(Data records)

========================

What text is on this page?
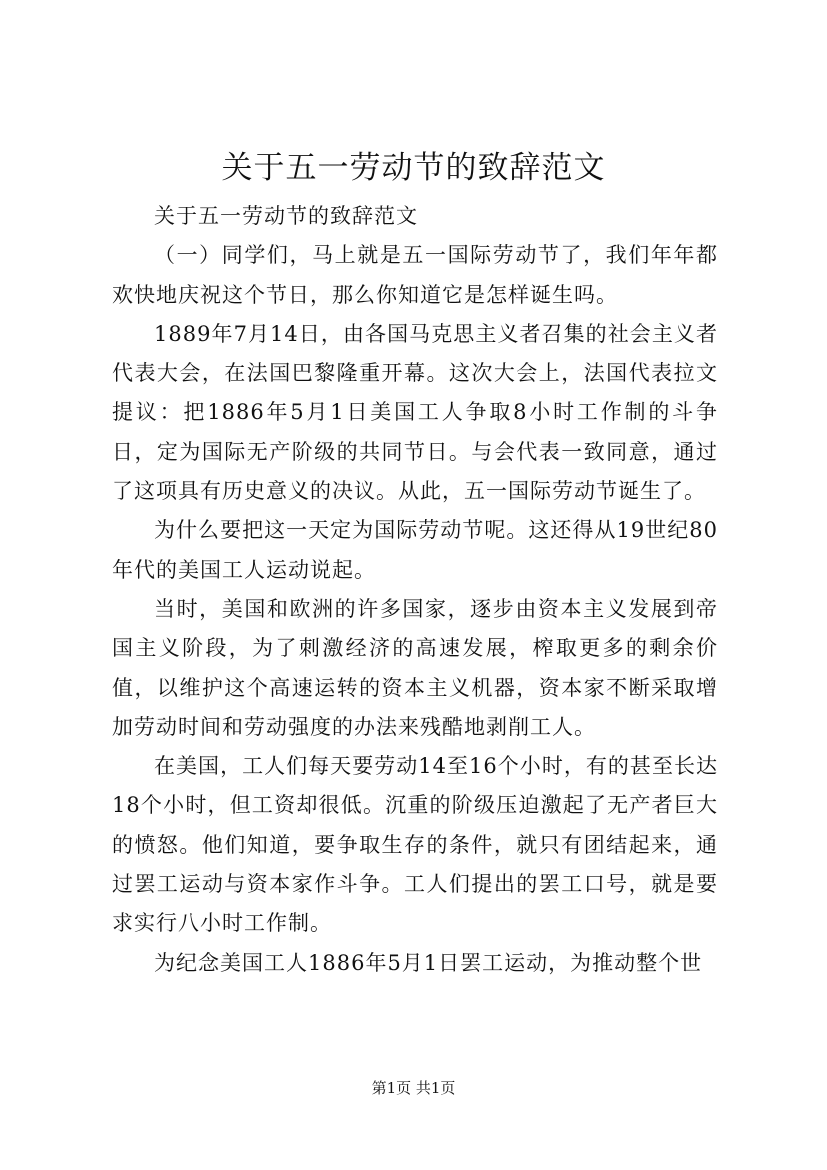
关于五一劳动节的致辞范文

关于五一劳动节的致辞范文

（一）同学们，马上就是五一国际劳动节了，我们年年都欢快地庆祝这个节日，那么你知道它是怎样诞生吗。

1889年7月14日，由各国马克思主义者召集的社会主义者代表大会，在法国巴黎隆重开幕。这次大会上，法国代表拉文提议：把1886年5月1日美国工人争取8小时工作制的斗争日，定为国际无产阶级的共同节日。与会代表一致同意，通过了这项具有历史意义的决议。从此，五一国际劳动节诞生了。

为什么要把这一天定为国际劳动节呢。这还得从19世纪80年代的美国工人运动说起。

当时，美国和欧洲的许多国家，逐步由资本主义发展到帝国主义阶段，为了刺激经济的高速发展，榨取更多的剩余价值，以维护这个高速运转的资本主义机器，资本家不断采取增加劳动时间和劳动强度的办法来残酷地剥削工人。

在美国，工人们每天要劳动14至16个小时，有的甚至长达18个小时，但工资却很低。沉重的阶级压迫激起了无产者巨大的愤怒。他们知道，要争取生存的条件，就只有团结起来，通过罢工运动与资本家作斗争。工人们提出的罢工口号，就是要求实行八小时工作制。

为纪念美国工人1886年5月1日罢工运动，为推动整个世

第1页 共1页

========================

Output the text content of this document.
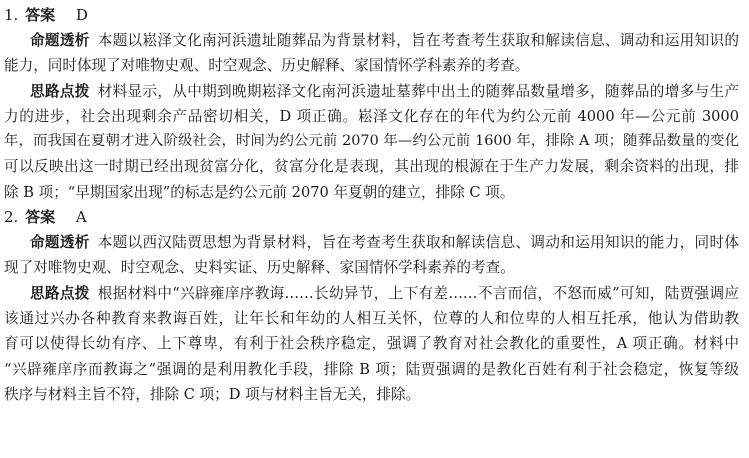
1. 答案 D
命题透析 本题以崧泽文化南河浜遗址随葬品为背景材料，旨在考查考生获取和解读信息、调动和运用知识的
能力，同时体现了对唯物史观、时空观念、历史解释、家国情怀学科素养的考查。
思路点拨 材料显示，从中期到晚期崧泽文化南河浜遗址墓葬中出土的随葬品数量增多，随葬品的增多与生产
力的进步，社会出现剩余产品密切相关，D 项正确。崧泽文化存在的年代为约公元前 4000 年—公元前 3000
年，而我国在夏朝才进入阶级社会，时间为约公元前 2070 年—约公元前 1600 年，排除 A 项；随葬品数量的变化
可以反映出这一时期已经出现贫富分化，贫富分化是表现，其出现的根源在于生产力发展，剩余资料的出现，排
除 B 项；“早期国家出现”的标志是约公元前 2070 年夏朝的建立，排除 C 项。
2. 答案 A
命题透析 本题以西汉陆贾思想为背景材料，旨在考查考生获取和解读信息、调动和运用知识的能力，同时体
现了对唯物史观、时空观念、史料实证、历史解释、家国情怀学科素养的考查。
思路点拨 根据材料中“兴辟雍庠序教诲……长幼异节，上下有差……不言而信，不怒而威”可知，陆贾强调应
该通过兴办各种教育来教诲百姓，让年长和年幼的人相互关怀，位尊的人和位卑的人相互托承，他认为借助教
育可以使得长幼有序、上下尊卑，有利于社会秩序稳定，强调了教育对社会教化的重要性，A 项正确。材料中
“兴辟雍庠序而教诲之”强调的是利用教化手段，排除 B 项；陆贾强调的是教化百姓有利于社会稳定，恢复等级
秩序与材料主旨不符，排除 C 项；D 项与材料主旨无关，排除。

========================

(PROBLEM REQUIREMENTS)
In the entries above, find lines with "text" and copy each.

(TASK RESULT)
What text is on this page?
Output the text content of this document.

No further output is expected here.